◆ PROBLEM DESCRIPTION
Below are the records; locate each line with the word "December" and copy it.

◆ SOURCE RECORDS
###
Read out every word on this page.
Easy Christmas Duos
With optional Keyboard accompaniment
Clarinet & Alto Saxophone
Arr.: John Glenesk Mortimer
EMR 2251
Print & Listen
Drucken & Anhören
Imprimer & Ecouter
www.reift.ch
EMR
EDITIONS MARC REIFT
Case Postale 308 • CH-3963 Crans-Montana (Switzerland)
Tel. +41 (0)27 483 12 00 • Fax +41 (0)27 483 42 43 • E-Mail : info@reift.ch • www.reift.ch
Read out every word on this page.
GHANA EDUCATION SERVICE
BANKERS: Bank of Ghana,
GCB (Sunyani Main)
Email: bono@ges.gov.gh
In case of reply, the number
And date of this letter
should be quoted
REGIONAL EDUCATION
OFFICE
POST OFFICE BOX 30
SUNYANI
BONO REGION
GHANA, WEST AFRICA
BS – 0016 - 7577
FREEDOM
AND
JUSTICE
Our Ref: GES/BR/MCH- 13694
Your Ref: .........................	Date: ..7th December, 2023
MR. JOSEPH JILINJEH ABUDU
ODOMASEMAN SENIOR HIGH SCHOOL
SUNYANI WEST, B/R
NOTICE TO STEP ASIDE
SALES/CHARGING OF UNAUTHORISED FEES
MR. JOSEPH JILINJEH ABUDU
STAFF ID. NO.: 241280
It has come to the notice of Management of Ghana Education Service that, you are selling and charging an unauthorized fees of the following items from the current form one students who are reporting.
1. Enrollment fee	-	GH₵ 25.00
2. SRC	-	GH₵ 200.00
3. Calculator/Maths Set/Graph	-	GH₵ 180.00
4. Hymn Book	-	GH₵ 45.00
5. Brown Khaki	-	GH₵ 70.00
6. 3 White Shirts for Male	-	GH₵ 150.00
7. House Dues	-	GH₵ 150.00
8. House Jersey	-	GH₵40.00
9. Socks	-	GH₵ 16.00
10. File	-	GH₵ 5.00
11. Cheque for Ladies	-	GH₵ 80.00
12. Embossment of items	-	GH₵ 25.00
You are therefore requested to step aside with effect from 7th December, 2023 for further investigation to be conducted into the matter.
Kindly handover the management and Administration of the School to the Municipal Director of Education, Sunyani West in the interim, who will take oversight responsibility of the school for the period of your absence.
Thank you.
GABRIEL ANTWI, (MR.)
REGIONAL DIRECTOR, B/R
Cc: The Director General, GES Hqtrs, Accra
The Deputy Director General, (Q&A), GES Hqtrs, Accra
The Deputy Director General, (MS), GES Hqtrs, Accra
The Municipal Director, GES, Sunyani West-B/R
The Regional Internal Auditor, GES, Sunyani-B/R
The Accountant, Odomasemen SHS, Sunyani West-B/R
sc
###
◆ WRITTEN SOLUTION
Your Ref: .........................	Date: ..7th December, 2023
You are therefore requested to step aside with effect from 7th December, 2023 for further investigation to be conducted into the matter.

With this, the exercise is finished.